===== RECORDS SUPPLIED
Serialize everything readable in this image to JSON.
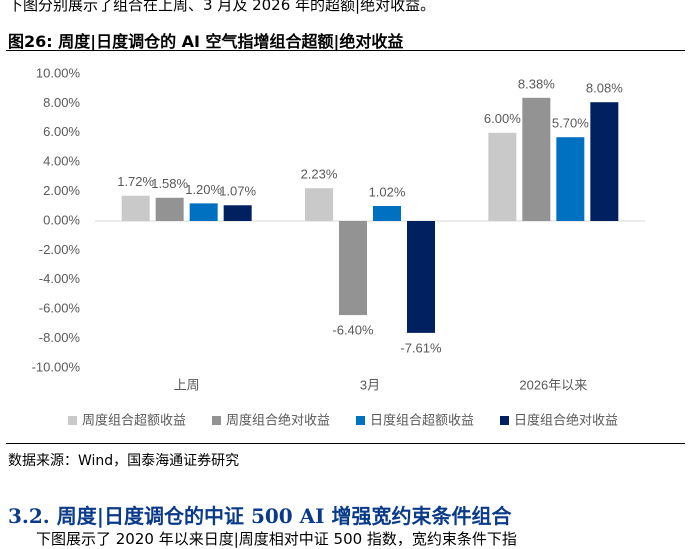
{
  "intro_text": "下图分别展示了组合在上周、3 月及 2026 年的超额|绝对收益。",
  "figure_title": "图26:  周度|日度调仓的 AI 空气指增组合超额|绝对收益",
  "chart_data": {
    "type": "bar",
    "categories": [
      "上周",
      "3月",
      "2026年以来"
    ],
    "series": [
      {
        "name": "周度组合超额收益",
        "color": "#c9c9c9",
        "values": [
          1.72,
          2.23,
          6.0
        ],
        "value_labels": [
          "1.72%",
          "2.23%",
          "6.00%"
        ]
      },
      {
        "name": "周度组合绝对收益",
        "color": "#939393",
        "values": [
          1.58,
          -6.4,
          8.38
        ],
        "value_labels": [
          "1.58%",
          "-6.40%",
          "8.38%"
        ]
      },
      {
        "name": "日度组合超额收益",
        "color": "#0070c0",
        "values": [
          1.2,
          1.02,
          5.7
        ],
        "value_labels": [
          "1.20%",
          "1.02%",
          "5.70%"
        ]
      },
      {
        "name": "日度组合绝对收益",
        "color": "#002060",
        "values": [
          1.07,
          -7.61,
          8.08
        ],
        "value_labels": [
          "1.07%",
          "-7.61%",
          "8.08%"
        ]
      }
    ],
    "ylim": [
      -10,
      10
    ],
    "yticks": [
      {
        "value": -10,
        "label": "-10.00%"
      },
      {
        "value": -8,
        "label": "-8.00%"
      },
      {
        "value": -6,
        "label": "-6.00%"
      },
      {
        "value": -4,
        "label": "-4.00%"
      },
      {
        "value": -2,
        "label": "-2.00%"
      },
      {
        "value": 0,
        "label": "0.00%"
      },
      {
        "value": 2,
        "label": "2.00%"
      },
      {
        "value": 4,
        "label": "4.00%"
      },
      {
        "value": 6,
        "label": "6.00%"
      },
      {
        "value": 8,
        "label": "8.00%"
      },
      {
        "value": 10,
        "label": "10.00%"
      }
    ],
    "legend": "bottom"
  },
  "source": "数据来源：Wind，国泰海通证券研究",
  "section_heading": "3.2.   周度|日度调仓的中证 500 AI 增强宽约束条件组合",
  "body_text": "下图展示了 2020 年以来日度|周度相对中证 500 指数，宽约束条件下指"
}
==========
TASK INSTRUCTIONS:
Reproduce every entry word for word, but omit the pictures.

ANSWER FOR THE TASK:
Serialize everything readable in this image to JSON.
{
  "intro_text": "下图分别展示了组合在上周、3 月及 2026 年的超额|绝对收益。",
  "figure_title": "图26:  周度|日度调仓的 AI 空气指增组合超额|绝对收益",
  "chart_data": {
    "type": "bar",
    "categories": [
      "上周",
      "3月",
      "2026年以来"
    ],
    "series": [
      {
        "name": "周度组合超额收益",
        "color": "#c9c9c9",
        "values": [
          1.72,
          2.23,
          6.0
        ],
        "value_labels": [
          "1.72%",
          "2.23%",
          "6.00%"
        ]
      },
      {
        "name": "周度组合绝对收益",
        "color": "#939393",
        "values": [
          1.58,
          -6.4,
          8.38
        ],
        "value_labels": [
          "1.58%",
          "-6.40%",
          "8.38%"
        ]
      },
      {
        "name": "日度组合超额收益",
        "color": "#0070c0",
        "values": [
          1.2,
          1.02,
          5.7
        ],
        "value_labels": [
          "1.20%",
          "1.02%",
          "5.70%"
        ]
      },
      {
        "name": "日度组合绝对收益",
        "color": "#002060",
        "values": [
          1.07,
          -7.61,
          8.08
        ],
        "value_labels": [
          "1.07%",
          "-7.61%",
          "8.08%"
        ]
      }
    ],
    "ylim": [
      -10,
      10
    ],
    "yticks": [
      {
        "value": -10,
        "label": "-10.00%"
      },
      {
        "value": -8,
        "label": "-8.00%"
      },
      {
        "value": -6,
        "label": "-6.00%"
      },
      {
        "value": -4,
        "label": "-4.00%"
      },
      {
        "value": -2,
        "label": "-2.00%"
      },
      {
        "value": 0,
        "label": "0.00%"
      },
      {
        "value": 2,
        "label": "2.00%"
      },
      {
        "value": 4,
        "label": "4.00%"
      },
      {
        "value": 6,
        "label": "6.00%"
      },
      {
        "value": 8,
        "label": "8.00%"
      },
      {
        "value": 10,
        "label": "10.00%"
      }
    ],
    "legend": "bottom"
  },
  "source": "数据来源：Wind，国泰海通证券研究",
  "section_heading": "3.2.   周度|日度调仓的中证 500 AI 增强宽约束条件组合",
  "body_text": "下图展示了 2020 年以来日度|周度相对中证 500 指数，宽约束条件下指"
}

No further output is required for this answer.